* [Written problem]
Your task is to locate every line holding the string "reads" and to copy each of them.

---

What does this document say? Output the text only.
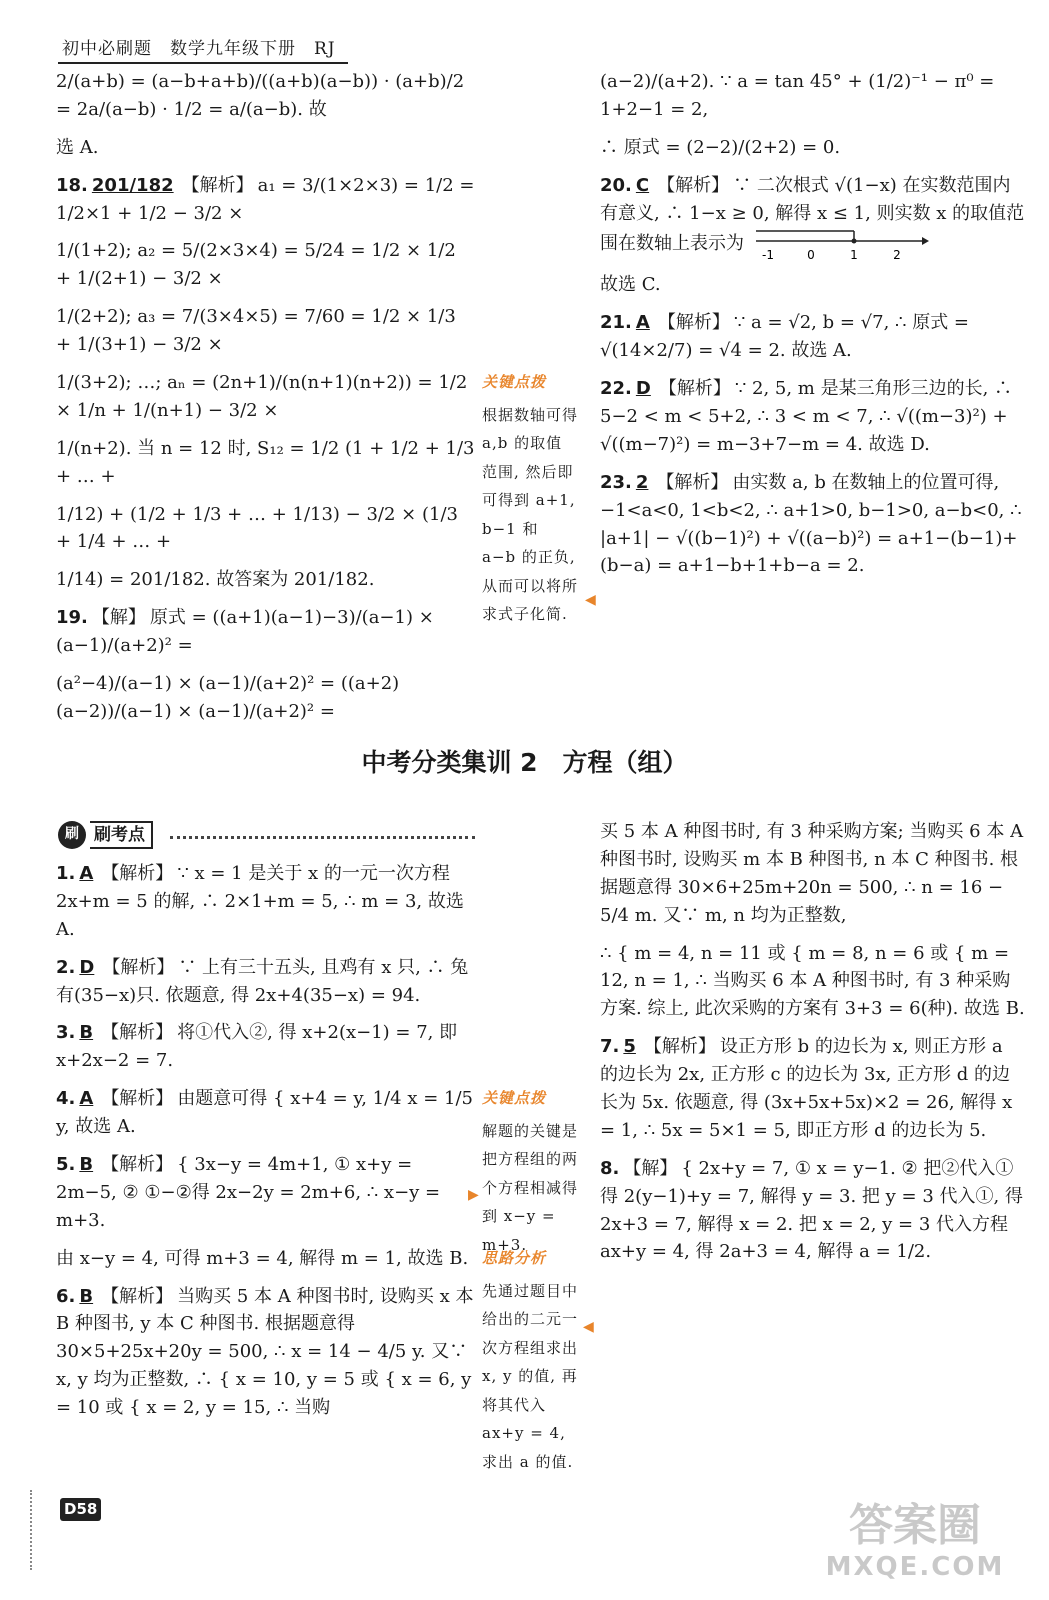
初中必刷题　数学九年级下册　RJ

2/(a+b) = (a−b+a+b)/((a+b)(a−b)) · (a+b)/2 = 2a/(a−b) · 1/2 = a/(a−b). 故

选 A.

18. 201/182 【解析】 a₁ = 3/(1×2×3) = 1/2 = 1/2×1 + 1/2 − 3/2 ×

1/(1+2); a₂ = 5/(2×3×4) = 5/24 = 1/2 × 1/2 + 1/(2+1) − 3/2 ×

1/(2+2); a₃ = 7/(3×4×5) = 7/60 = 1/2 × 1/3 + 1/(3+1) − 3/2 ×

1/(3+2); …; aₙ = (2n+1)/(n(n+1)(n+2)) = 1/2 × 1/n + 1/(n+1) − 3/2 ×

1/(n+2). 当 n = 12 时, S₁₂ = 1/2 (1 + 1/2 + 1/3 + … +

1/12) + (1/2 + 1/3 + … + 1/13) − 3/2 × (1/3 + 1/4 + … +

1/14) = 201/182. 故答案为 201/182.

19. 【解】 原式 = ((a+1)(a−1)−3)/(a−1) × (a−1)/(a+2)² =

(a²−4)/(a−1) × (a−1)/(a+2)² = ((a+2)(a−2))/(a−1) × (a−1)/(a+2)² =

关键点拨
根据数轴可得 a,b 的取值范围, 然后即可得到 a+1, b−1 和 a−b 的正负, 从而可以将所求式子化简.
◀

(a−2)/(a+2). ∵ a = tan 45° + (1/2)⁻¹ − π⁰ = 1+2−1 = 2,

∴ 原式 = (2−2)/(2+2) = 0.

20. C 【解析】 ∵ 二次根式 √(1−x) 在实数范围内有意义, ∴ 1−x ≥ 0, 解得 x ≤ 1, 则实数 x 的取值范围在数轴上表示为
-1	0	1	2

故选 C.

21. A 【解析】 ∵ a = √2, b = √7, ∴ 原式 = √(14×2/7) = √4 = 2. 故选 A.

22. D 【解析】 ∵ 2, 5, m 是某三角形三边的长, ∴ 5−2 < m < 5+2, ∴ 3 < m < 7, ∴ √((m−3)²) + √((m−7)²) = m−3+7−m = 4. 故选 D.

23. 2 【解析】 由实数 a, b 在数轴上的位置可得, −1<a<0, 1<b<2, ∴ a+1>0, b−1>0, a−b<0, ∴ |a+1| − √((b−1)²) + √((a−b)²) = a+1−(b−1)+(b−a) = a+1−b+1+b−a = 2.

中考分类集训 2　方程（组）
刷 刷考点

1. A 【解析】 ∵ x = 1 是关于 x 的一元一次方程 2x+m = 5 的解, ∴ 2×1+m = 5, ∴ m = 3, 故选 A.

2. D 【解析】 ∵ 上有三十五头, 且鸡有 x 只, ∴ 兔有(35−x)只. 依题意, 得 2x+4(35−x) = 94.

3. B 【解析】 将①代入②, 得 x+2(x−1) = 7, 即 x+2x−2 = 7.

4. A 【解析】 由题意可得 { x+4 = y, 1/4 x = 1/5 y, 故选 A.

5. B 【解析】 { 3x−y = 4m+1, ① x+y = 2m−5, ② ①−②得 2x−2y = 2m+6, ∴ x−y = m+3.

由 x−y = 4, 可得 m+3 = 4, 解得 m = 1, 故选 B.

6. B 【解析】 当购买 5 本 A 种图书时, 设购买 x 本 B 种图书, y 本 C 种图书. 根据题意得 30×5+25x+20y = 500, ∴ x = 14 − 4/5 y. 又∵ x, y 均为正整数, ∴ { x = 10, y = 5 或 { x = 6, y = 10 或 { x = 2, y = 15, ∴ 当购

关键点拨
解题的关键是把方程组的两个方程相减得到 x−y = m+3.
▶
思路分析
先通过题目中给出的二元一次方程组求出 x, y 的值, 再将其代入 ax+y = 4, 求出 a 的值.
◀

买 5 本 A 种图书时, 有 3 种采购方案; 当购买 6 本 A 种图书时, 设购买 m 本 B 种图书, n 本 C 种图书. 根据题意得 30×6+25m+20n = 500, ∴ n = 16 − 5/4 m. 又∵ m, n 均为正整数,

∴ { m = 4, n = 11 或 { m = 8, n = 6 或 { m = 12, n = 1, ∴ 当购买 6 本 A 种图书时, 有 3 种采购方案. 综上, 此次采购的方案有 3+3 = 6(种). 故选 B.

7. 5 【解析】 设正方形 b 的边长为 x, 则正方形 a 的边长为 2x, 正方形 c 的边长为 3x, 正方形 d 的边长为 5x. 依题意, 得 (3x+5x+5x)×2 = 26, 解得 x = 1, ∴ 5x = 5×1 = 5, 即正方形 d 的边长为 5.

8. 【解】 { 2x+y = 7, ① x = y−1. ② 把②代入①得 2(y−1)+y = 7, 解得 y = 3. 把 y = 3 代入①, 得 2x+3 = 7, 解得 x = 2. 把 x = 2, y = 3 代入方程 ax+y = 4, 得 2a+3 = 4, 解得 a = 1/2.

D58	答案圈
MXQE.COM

---

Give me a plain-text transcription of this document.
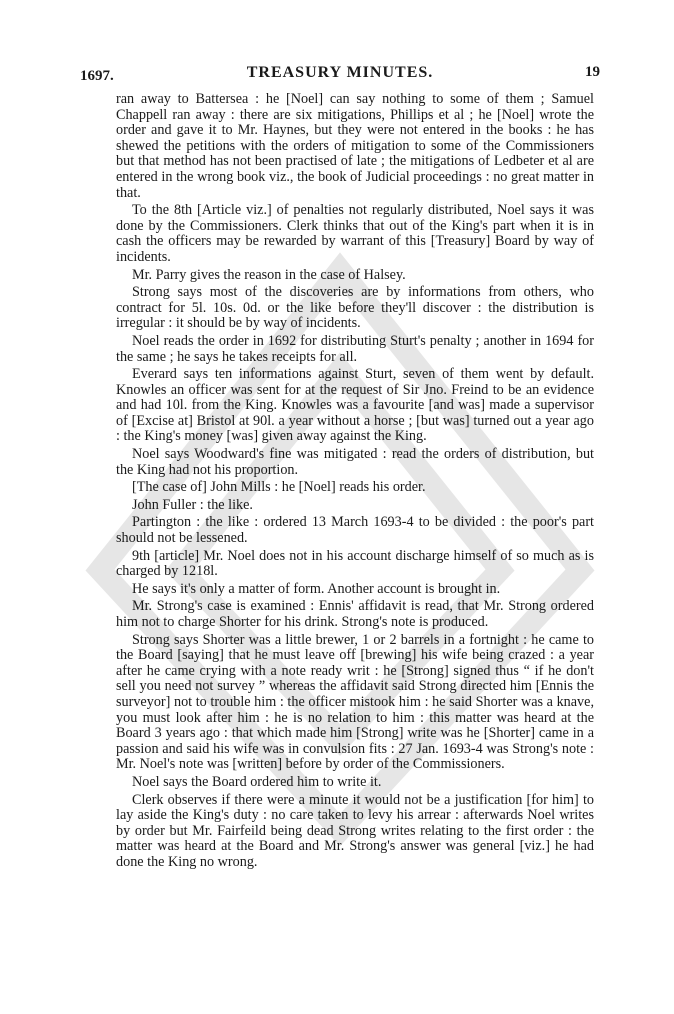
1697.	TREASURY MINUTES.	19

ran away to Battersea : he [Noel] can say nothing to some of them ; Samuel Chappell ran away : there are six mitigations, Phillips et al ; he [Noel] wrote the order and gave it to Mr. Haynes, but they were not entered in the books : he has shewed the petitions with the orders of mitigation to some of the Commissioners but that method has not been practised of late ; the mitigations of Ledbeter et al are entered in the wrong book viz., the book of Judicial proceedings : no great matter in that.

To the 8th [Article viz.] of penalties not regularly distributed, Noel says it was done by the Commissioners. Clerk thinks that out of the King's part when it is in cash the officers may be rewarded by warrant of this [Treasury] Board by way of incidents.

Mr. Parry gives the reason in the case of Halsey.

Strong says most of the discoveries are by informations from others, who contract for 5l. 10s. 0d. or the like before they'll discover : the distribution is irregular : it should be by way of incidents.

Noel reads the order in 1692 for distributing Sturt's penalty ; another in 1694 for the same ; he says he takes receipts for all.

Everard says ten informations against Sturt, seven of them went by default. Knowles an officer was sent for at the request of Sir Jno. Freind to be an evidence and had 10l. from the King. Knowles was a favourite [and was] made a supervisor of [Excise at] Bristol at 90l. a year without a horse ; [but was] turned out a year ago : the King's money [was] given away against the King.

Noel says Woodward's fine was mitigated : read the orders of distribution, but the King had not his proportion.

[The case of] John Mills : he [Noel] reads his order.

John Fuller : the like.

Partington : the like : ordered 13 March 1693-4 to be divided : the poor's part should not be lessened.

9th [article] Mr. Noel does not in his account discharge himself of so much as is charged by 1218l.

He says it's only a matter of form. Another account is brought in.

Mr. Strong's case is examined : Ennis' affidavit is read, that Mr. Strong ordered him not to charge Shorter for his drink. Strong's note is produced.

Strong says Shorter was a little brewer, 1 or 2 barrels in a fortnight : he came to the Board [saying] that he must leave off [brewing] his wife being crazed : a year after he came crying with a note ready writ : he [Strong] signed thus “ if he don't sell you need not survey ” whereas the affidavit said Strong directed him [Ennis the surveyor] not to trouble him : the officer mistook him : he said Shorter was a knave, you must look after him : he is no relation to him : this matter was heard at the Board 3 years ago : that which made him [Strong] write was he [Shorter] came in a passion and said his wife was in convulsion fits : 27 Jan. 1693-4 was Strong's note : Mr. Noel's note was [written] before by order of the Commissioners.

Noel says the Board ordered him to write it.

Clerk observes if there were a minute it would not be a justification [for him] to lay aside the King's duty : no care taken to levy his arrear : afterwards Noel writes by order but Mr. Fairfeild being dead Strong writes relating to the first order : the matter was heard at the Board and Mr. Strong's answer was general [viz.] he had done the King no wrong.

---

* [Complete answer]
Noel reads the order in 1692 for distributing Sturt's penalty ; another in 1694 for the same ; he says he takes receipts for all.
[The case of] John Mills : he [Noel] reads his order.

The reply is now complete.